What is expected — Identify the lines that contain the string "Jacob" and copy all of them.

Stored records
**********

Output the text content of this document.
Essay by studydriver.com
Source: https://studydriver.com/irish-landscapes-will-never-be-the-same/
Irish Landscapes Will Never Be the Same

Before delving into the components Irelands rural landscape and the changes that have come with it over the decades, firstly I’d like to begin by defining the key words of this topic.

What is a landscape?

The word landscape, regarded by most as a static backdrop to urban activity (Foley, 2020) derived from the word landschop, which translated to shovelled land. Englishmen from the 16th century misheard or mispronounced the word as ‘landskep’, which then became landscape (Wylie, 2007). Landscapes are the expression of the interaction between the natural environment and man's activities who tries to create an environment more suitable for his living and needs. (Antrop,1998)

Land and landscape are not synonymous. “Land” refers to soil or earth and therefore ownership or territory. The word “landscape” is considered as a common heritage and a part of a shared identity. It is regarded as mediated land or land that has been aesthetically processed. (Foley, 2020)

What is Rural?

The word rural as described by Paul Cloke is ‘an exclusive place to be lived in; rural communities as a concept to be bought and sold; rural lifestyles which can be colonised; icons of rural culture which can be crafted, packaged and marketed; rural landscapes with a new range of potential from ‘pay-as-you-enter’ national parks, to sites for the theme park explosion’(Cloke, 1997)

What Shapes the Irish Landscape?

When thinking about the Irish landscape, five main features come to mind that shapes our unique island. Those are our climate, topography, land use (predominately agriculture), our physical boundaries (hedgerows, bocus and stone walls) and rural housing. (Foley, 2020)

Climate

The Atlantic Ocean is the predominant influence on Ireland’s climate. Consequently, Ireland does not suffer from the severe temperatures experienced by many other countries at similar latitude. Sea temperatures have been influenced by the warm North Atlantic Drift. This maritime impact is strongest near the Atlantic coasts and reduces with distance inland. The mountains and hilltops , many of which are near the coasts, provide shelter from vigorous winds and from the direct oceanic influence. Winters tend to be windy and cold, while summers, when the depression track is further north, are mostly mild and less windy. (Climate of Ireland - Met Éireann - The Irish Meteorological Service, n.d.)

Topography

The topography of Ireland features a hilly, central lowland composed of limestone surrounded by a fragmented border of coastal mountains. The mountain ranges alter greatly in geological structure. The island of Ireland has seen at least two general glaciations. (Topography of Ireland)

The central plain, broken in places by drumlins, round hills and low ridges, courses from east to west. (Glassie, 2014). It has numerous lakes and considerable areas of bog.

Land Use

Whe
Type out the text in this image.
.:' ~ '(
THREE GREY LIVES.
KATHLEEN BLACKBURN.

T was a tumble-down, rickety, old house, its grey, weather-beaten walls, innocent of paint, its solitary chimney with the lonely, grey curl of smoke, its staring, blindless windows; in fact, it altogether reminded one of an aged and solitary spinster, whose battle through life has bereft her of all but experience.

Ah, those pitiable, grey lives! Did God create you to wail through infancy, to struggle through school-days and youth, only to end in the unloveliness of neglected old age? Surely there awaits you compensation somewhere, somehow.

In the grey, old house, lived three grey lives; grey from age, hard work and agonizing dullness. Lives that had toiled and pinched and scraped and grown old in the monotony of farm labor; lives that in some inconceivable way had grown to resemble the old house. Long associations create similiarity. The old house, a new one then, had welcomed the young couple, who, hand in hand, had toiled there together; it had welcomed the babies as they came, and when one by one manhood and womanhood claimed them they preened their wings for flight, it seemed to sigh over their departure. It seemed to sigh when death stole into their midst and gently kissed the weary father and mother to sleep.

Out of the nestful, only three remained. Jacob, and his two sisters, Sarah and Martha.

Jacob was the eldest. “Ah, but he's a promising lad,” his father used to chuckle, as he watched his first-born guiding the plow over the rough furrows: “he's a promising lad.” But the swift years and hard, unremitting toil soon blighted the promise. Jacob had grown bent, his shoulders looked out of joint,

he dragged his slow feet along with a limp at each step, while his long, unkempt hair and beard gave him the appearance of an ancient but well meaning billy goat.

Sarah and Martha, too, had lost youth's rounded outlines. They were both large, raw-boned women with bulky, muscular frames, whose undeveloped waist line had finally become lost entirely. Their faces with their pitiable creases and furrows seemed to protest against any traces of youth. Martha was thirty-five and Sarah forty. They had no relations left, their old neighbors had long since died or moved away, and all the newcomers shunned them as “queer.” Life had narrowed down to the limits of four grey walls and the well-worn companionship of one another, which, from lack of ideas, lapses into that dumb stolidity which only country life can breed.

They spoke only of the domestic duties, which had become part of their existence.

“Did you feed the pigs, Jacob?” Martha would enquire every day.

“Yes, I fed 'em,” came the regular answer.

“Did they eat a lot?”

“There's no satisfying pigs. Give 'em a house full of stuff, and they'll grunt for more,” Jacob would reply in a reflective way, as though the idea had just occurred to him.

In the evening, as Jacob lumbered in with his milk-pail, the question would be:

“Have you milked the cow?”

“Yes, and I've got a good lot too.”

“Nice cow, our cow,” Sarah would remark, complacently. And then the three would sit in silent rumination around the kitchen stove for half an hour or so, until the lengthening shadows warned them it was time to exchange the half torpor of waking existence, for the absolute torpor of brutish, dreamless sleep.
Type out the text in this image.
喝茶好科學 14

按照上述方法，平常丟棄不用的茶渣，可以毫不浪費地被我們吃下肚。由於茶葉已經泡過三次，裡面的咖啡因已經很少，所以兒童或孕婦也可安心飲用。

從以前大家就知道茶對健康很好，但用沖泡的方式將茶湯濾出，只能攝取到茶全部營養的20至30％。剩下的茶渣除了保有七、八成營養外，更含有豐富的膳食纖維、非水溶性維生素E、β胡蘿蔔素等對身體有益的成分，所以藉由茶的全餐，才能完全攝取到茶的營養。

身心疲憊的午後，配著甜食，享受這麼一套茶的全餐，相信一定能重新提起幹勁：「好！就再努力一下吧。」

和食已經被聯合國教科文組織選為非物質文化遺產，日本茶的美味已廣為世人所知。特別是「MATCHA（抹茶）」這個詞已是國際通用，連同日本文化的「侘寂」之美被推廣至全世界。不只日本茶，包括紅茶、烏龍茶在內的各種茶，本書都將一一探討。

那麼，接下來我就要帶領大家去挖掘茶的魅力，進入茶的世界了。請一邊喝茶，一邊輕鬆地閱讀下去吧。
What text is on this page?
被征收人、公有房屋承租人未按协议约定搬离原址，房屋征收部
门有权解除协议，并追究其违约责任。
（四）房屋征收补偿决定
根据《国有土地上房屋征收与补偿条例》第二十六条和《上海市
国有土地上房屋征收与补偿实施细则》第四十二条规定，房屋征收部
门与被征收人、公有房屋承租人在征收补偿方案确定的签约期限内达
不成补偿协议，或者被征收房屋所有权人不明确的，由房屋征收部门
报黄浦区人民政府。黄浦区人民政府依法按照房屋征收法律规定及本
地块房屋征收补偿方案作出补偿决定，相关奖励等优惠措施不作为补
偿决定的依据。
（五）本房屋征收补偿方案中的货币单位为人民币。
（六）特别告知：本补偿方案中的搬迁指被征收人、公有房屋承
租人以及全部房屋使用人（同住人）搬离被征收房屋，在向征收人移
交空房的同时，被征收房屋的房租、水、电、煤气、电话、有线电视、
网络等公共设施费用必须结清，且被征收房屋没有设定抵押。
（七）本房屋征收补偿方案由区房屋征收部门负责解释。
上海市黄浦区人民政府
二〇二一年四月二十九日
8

**********

Reply to the task —
Out of the nestful, only three remained. Jacob, and his two sisters, Sarah and Martha.
Jacob was the eldest. “Ah, but he's a promising lad,” his father used to chuckle, as he watched his first-born guiding the plow over the rough furrows: “he's a promising lad.” But the swift years and hard, unremitting toil soon blighted the promise. Jacob had grown bent, his shoulders looked out of joint,
“Did you feed the pigs, Jacob?” Martha would enquire every day.
“There's no satisfying pigs. Give 'em a house full of stuff, and they'll grunt for more,” Jacob would reply in a reflective way, as though the idea had just occurred to him.
In the evening, as Jacob lumbered in with his milk-pail, the question would be:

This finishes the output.